━━ Material for the task
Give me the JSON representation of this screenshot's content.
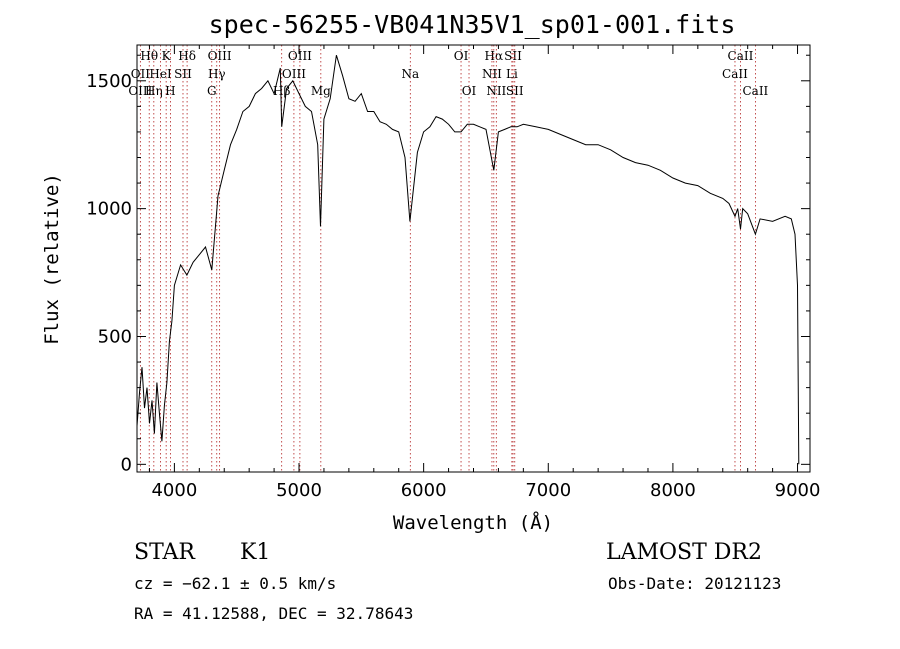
{
  "chart_data": {
    "type": "line",
    "title": "spec-56255-VB041N35V1_sp01-001.fits",
    "xlabel": "Wavelength (Å)",
    "ylabel": "Flux (relative)",
    "xlim": [
      3700,
      9100
    ],
    "ylim": [
      -30,
      1640
    ],
    "xticks": [
      4000,
      5000,
      6000,
      7000,
      8000,
      9000
    ],
    "yticks": [
      0,
      500,
      1000,
      1500
    ],
    "grid": false,
    "series": [
      {
        "x": [
          3700,
          3720,
          3740,
          3760,
          3780,
          3800,
          3820,
          3840,
          3860,
          3880,
          3900,
          3920,
          3940,
          3960,
          3980,
          4000,
          4050,
          4100,
          4150,
          4200,
          4250,
          4300,
          4350,
          4400,
          4450,
          4500,
          4550,
          4600,
          4650,
          4700,
          4750,
          4800,
          4850,
          4861,
          4900,
          4950,
          5000,
          5050,
          5100,
          5150,
          5172,
          5200,
          5250,
          5300,
          5350,
          5400,
          5450,
          5500,
          5550,
          5600,
          5650,
          5700,
          5750,
          5800,
          5850,
          5890,
          5950,
          6000,
          6050,
          6100,
          6150,
          6200,
          6250,
          6300,
          6350,
          6400,
          6450,
          6500,
          6563,
          6600,
          6650,
          6700,
          6750,
          6800,
          6900,
          7000,
          7100,
          7200,
          7300,
          7400,
          7500,
          7600,
          7700,
          7800,
          7900,
          8000,
          8100,
          8200,
          8300,
          8400,
          8450,
          8498,
          8520,
          8542,
          8560,
          8600,
          8662,
          8700,
          8800,
          8900,
          8950,
          8980,
          9000,
          9010
        ],
        "values": [
          150,
          280,
          380,
          220,
          300,
          160,
          250,
          120,
          320,
          200,
          90,
          230,
          320,
          480,
          560,
          700,
          780,
          740,
          790,
          820,
          850,
          760,
          1050,
          1150,
          1250,
          1310,
          1380,
          1400,
          1450,
          1470,
          1500,
          1450,
          1550,
          1320,
          1470,
          1500,
          1450,
          1400,
          1380,
          1250,
          930,
          1350,
          1430,
          1600,
          1520,
          1430,
          1420,
          1450,
          1380,
          1380,
          1340,
          1330,
          1310,
          1300,
          1200,
          950,
          1220,
          1300,
          1320,
          1360,
          1350,
          1330,
          1300,
          1300,
          1330,
          1330,
          1320,
          1310,
          1150,
          1300,
          1310,
          1320,
          1320,
          1330,
          1320,
          1310,
          1290,
          1270,
          1250,
          1250,
          1230,
          1200,
          1180,
          1170,
          1150,
          1120,
          1100,
          1090,
          1060,
          1040,
          1020,
          970,
          1000,
          920,
          1000,
          980,
          900,
          960,
          950,
          970,
          960,
          900,
          700,
          0
        ]
      }
    ],
    "lines": [
      {
        "label": "Hθ",
        "x": 3798,
        "row": 0
      },
      {
        "label": "OII",
        "x": 3727,
        "row": 1
      },
      {
        "label": "OIII",
        "x": 3727,
        "row": 2
      },
      {
        "label": "Hη",
        "x": 3835,
        "row": 2
      },
      {
        "label": "HeI",
        "x": 3889,
        "row": 1
      },
      {
        "label": "K",
        "x": 3934,
        "row": 0
      },
      {
        "label": "H",
        "x": 3968,
        "row": 2
      },
      {
        "label": "SII",
        "x": 4069,
        "row": 1
      },
      {
        "label": "Hδ",
        "x": 4102,
        "row": 0
      },
      {
        "label": "OIII",
        "x": 4363,
        "row": 0
      },
      {
        "label": "Hγ",
        "x": 4340,
        "row": 1
      },
      {
        "label": "G",
        "x": 4300,
        "row": 2
      },
      {
        "label": "Hβ",
        "x": 4861,
        "row": 2
      },
      {
        "label": "OIII",
        "x": 5007,
        "row": 0
      },
      {
        "label": "OIII",
        "x": 4959,
        "row": 1
      },
      {
        "label": "Mg",
        "x": 5175,
        "row": 2
      },
      {
        "label": "Na",
        "x": 5893,
        "row": 1
      },
      {
        "label": "OI",
        "x": 6300,
        "row": 0
      },
      {
        "label": "OI",
        "x": 6364,
        "row": 2
      },
      {
        "label": "Hα",
        "x": 6563,
        "row": 0
      },
      {
        "label": "NII",
        "x": 6548,
        "row": 1
      },
      {
        "label": "NII",
        "x": 6583,
        "row": 2
      },
      {
        "label": "SII",
        "x": 6717,
        "row": 0
      },
      {
        "label": "Li",
        "x": 6708,
        "row": 1
      },
      {
        "label": "SII",
        "x": 6731,
        "row": 2
      },
      {
        "label": "CaII",
        "x": 8542,
        "row": 0
      },
      {
        "label": "CaII",
        "x": 8498,
        "row": 1
      },
      {
        "label": "CaII",
        "x": 8662,
        "row": 2
      }
    ]
  },
  "info": {
    "object_class": "STAR",
    "subclass": "K1",
    "survey": "LAMOST DR2",
    "cz": "cz = −62.1 ± 0.5 km/s",
    "obs_date": "Obs-Date: 20121123",
    "coords": "RA =  41.12588, DEC =  32.78643"
  }
}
━━━━
• **Problem statement**:
Pictures in the records should not appear in your copy, but everything else must be transcribed exactly.

• **Reply**:
Give me the JSON representation of this screenshot's content.
{
  "chart_data": {
    "type": "line",
    "title": "spec-56255-VB041N35V1_sp01-001.fits",
    "xlabel": "Wavelength (Å)",
    "ylabel": "Flux (relative)",
    "xlim": [
      3700,
      9100
    ],
    "ylim": [
      -30,
      1640
    ],
    "xticks": [
      4000,
      5000,
      6000,
      7000,
      8000,
      9000
    ],
    "yticks": [
      0,
      500,
      1000,
      1500
    ],
    "grid": false,
    "series": [
      {
        "x": [
          3700,
          3720,
          3740,
          3760,
          3780,
          3800,
          3820,
          3840,
          3860,
          3880,
          3900,
          3920,
          3940,
          3960,
          3980,
          4000,
          4050,
          4100,
          4150,
          4200,
          4250,
          4300,
          4350,
          4400,
          4450,
          4500,
          4550,
          4600,
          4650,
          4700,
          4750,
          4800,
          4850,
          4861,
          4900,
          4950,
          5000,
          5050,
          5100,
          5150,
          5172,
          5200,
          5250,
          5300,
          5350,
          5400,
          5450,
          5500,
          5550,
          5600,
          5650,
          5700,
          5750,
          5800,
          5850,
          5890,
          5950,
          6000,
          6050,
          6100,
          6150,
          6200,
          6250,
          6300,
          6350,
          6400,
          6450,
          6500,
          6563,
          6600,
          6650,
          6700,
          6750,
          6800,
          6900,
          7000,
          7100,
          7200,
          7300,
          7400,
          7500,
          7600,
          7700,
          7800,
          7900,
          8000,
          8100,
          8200,
          8300,
          8400,
          8450,
          8498,
          8520,
          8542,
          8560,
          8600,
          8662,
          8700,
          8800,
          8900,
          8950,
          8980,
          9000,
          9010
        ],
        "values": [
          150,
          280,
          380,
          220,
          300,
          160,
          250,
          120,
          320,
          200,
          90,
          230,
          320,
          480,
          560,
          700,
          780,
          740,
          790,
          820,
          850,
          760,
          1050,
          1150,
          1250,
          1310,
          1380,
          1400,
          1450,
          1470,
          1500,
          1450,
          1550,
          1320,
          1470,
          1500,
          1450,
          1400,
          1380,
          1250,
          930,
          1350,
          1430,
          1600,
          1520,
          1430,
          1420,
          1450,
          1380,
          1380,
          1340,
          1330,
          1310,
          1300,
          1200,
          950,
          1220,
          1300,
          1320,
          1360,
          1350,
          1330,
          1300,
          1300,
          1330,
          1330,
          1320,
          1310,
          1150,
          1300,
          1310,
          1320,
          1320,
          1330,
          1320,
          1310,
          1290,
          1270,
          1250,
          1250,
          1230,
          1200,
          1180,
          1170,
          1150,
          1120,
          1100,
          1090,
          1060,
          1040,
          1020,
          970,
          1000,
          920,
          1000,
          980,
          900,
          960,
          950,
          970,
          960,
          900,
          700,
          0
        ]
      }
    ],
    "lines": [
      {
        "label": "Hθ",
        "x": 3798,
        "row": 0
      },
      {
        "label": "OII",
        "x": 3727,
        "row": 1
      },
      {
        "label": "OIII",
        "x": 3727,
        "row": 2
      },
      {
        "label": "Hη",
        "x": 3835,
        "row": 2
      },
      {
        "label": "HeI",
        "x": 3889,
        "row": 1
      },
      {
        "label": "K",
        "x": 3934,
        "row": 0
      },
      {
        "label": "H",
        "x": 3968,
        "row": 2
      },
      {
        "label": "SII",
        "x": 4069,
        "row": 1
      },
      {
        "label": "Hδ",
        "x": 4102,
        "row": 0
      },
      {
        "label": "OIII",
        "x": 4363,
        "row": 0
      },
      {
        "label": "Hγ",
        "x": 4340,
        "row": 1
      },
      {
        "label": "G",
        "x": 4300,
        "row": 2
      },
      {
        "label": "Hβ",
        "x": 4861,
        "row": 2
      },
      {
        "label": "OIII",
        "x": 5007,
        "row": 0
      },
      {
        "label": "OIII",
        "x": 4959,
        "row": 1
      },
      {
        "label": "Mg",
        "x": 5175,
        "row": 2
      },
      {
        "label": "Na",
        "x": 5893,
        "row": 1
      },
      {
        "label": "OI",
        "x": 6300,
        "row": 0
      },
      {
        "label": "OI",
        "x": 6364,
        "row": 2
      },
      {
        "label": "Hα",
        "x": 6563,
        "row": 0
      },
      {
        "label": "NII",
        "x": 6548,
        "row": 1
      },
      {
        "label": "NII",
        "x": 6583,
        "row": 2
      },
      {
        "label": "SII",
        "x": 6717,
        "row": 0
      },
      {
        "label": "Li",
        "x": 6708,
        "row": 1
      },
      {
        "label": "SII",
        "x": 6731,
        "row": 2
      },
      {
        "label": "CaII",
        "x": 8542,
        "row": 0
      },
      {
        "label": "CaII",
        "x": 8498,
        "row": 1
      },
      {
        "label": "CaII",
        "x": 8662,
        "row": 2
      }
    ]
  },
  "info": {
    "object_class": "STAR",
    "subclass": "K1",
    "survey": "LAMOST DR2",
    "cz": "cz = −62.1 ± 0.5 km/s",
    "obs_date": "Obs-Date: 20121123",
    "coords": "RA =  41.12588, DEC =  32.78643"
  }
}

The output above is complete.